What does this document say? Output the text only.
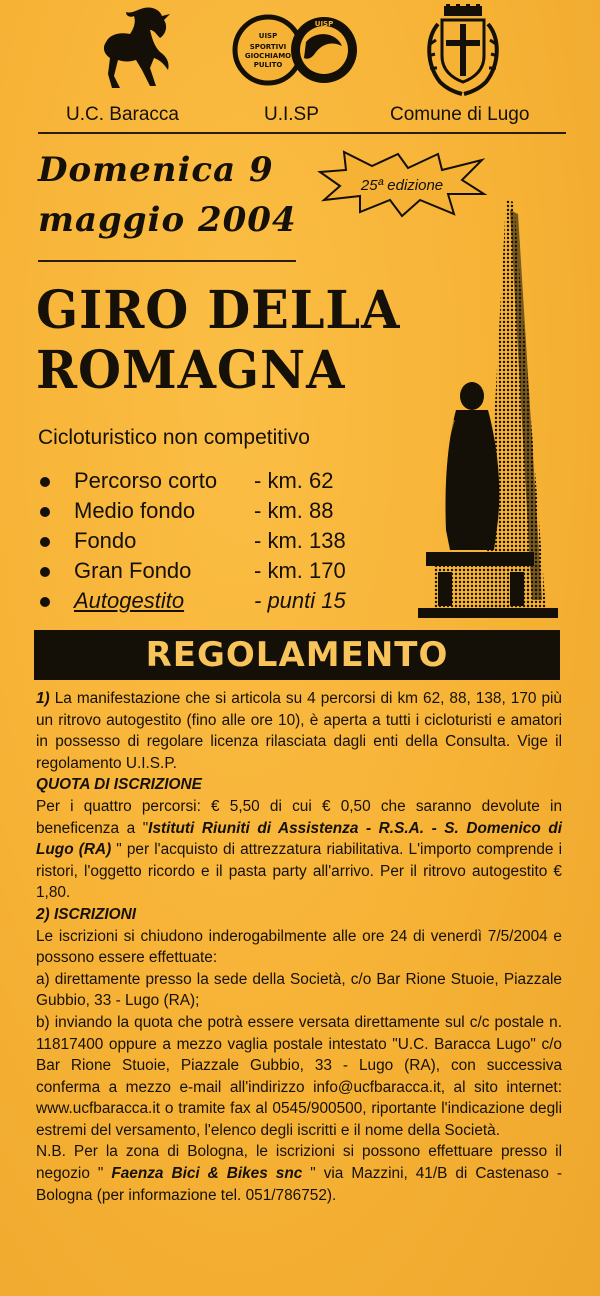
UISP
SPORTIVI
GIOCHIAMO
PULITO
UISP
U.C. Baracca	U.I.SP	Comune di Lugo
Domenica 9
maggio 2004
25ª edizione
GIRO DELLA
ROMAGNA
Cicloturistico non competitivo
Percorso corto - km. 62
Medio fondo	- km. 88
Fondo	- km. 138
Gran Fondo	- km. 170
Autogestito	- punti 15
REGOLAMENTO

1) La manifestazione che si articola su 4 percorsi di km 62, 88, 138, 170 più un ritrovo autogestito (fino alle ore 10), è aperta a tutti i cicloturisti e amatori in possesso di regolare licenza rilasciata dagli enti della Consulta. Vige il regolamento U.I.S.P.

QUOTA DI ISCRIZIONE

Per i quattro percorsi: € 5,50 di cui € 0,50 che saranno devolute in beneficenza a "Istituti Riuniti di Assistenza - R.S.A. - S. Domenico di Lugo (RA) " per l'acquisto di attrezzatura riabilitativa. L'importo comprende i ristori, l'oggetto ricordo e il pasta party all'arrivo. Per il ritrovo autogestito € 1,80.

2) ISCRIZIONI

Le iscrizioni si chiudono inderogabilmente alle ore 24 di venerdì 7/5/2004 e possono essere effettuate:

a) direttamente presso la sede della Società, c/o Bar Rione Stuoie, Piazzale Gubbio, 33 - Lugo (RA);

b) inviando la quota che potrà essere versata direttamente sul c/c postale n. 11817400 oppure a mezzo vaglia postale intestato "U.C. Baracca Lugo" c/o Bar Rione Stuoie, Piazzale Gubbio, 33 - Lugo (RA), con successiva conferma a mezzo e-mail all'indirizzo info@ucfbaracca.it, al sito internet: www.ucfbaracca.it o tramite fax al 0545/900500, riportante l'indicazione degli estremi del versamento, l'elenco degli iscritti e il nome della Società.

N.B. Per la zona di Bologna, le iscrizioni si possono effettuare presso il negozio " Faenza Bici & Bikes snc " via Mazzini, 41/B di Castenaso - Bologna (per informazione tel. 051/786752).
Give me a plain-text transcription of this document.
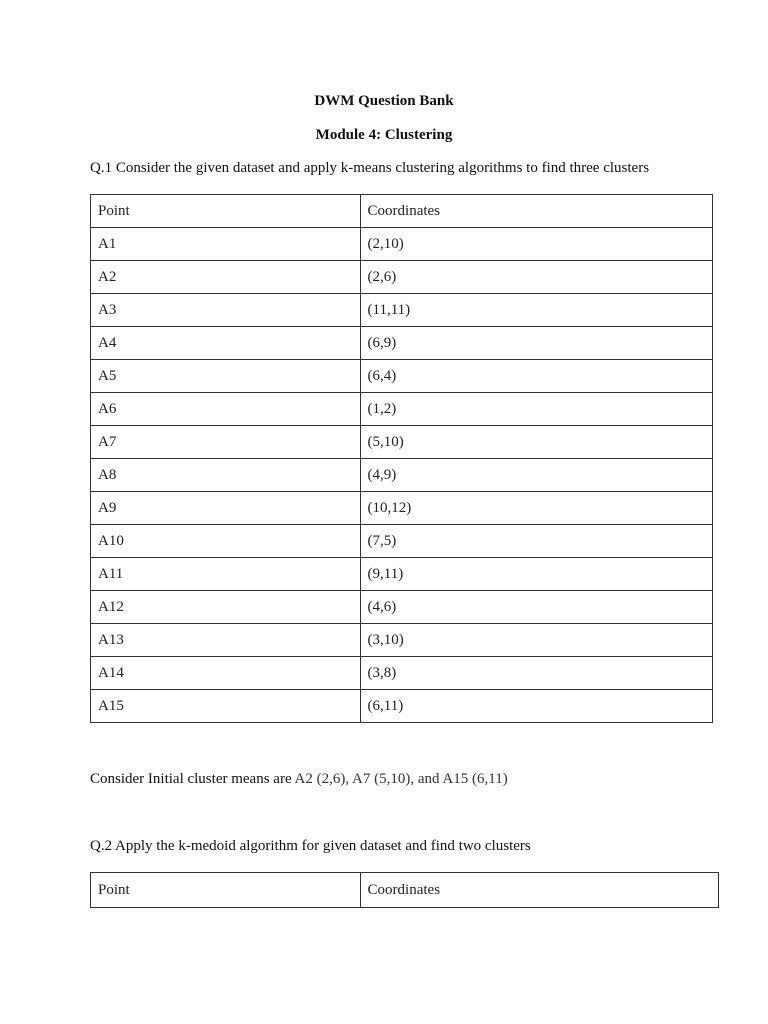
DWM Question Bank
Module 4: Clustering
Q.1 Consider the given dataset and apply k-means clustering algorithms to find three clusters
Point	Coordinates
A1	(2,10)
A2	(2,6)
A3	(11,11)
A4	(6,9)
A5	(6,4)
A6	(1,2)
A7	(5,10)
A8	(4,9)
A9	(10,12)
A10	(7,5)
A11	(9,11)
A12	(4,6)
A13	(3,10)
A14	(3,8)
A15	(6,11)
Consider Initial cluster means are A2 (2,6), A7 (5,10), and A15 (6,11)
Q.2 Apply the k-medoid algorithm for given dataset and find two clusters
Point	Coordinates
----------
• [TASK DIRECTIONS]:
Find out how many lines in the listing contain the string "presso". Give the number alone.

• [TASK RESPONSE]:
2